- [Stated exercise] Return the records in full, exactly as given.

- [Excerpted data]
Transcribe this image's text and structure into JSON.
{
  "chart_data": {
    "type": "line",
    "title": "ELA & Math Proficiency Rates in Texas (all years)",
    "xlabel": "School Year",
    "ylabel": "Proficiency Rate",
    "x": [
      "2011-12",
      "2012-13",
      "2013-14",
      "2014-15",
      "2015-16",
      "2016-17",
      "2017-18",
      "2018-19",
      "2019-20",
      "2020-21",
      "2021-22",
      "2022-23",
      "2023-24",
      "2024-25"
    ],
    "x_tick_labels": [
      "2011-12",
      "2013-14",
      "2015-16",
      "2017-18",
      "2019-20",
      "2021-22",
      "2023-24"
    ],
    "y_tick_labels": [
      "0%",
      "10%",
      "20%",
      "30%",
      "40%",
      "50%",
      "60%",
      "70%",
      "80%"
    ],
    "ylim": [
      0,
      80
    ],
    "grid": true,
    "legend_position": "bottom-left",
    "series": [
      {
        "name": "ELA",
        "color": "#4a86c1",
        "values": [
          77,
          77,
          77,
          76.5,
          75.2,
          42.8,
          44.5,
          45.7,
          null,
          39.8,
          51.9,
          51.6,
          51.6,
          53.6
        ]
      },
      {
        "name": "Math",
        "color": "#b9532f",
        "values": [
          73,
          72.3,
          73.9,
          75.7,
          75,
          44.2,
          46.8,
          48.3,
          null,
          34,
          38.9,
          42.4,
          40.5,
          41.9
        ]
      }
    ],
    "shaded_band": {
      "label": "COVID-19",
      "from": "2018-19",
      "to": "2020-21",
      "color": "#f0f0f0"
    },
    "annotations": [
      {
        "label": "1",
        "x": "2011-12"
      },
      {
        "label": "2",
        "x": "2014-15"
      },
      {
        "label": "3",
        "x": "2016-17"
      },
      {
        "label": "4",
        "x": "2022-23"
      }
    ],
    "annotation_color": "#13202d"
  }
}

- [Result of the task]
Transcribe this image's text and structure into JSON.
{
  "chart_data": {
    "type": "line",
    "title": "ELA & Math Proficiency Rates in Texas (all years)",
    "xlabel": "School Year",
    "ylabel": "Proficiency Rate",
    "x": [
      "2011-12",
      "2012-13",
      "2013-14",
      "2014-15",
      "2015-16",
      "2016-17",
      "2017-18",
      "2018-19",
      "2019-20",
      "2020-21",
      "2021-22",
      "2022-23",
      "2023-24",
      "2024-25"
    ],
    "x_tick_labels": [
      "2011-12",
      "2013-14",
      "2015-16",
      "2017-18",
      "2019-20",
      "2021-22",
      "2023-24"
    ],
    "y_tick_labels": [
      "0%",
      "10%",
      "20%",
      "30%",
      "40%",
      "50%",
      "60%",
      "70%",
      "80%"
    ],
    "ylim": [
      0,
      80
    ],
    "grid": true,
    "legend_position": "bottom-left",
    "series": [
      {
        "name": "ELA",
        "color": "#4a86c1",
        "values": [
          77,
          77,
          77,
          76.5,
          75.2,
          42.8,
          44.5,
          45.7,
          null,
          39.8,
          51.9,
          51.6,
          51.6,
          53.6
        ]
      },
      {
        "name": "Math",
        "color": "#b9532f",
        "values": [
          73,
          72.3,
          73.9,
          75.7,
          75,
          44.2,
          46.8,
          48.3,
          null,
          34,
          38.9,
          42.4,
          40.5,
          41.9
        ]
      }
    ],
    "shaded_band": {
      "label": "COVID-19",
      "from": "2018-19",
      "to": "2020-21",
      "color": "#f0f0f0"
    },
    "annotations": [
      {
        "label": "1",
        "x": "2011-12"
      },
      {
        "label": "2",
        "x": "2014-15"
      },
      {
        "label": "3",
        "x": "2016-17"
      },
      {
        "label": "4",
        "x": "2022-23"
      }
    ],
    "annotation_color": "#13202d"
  }
}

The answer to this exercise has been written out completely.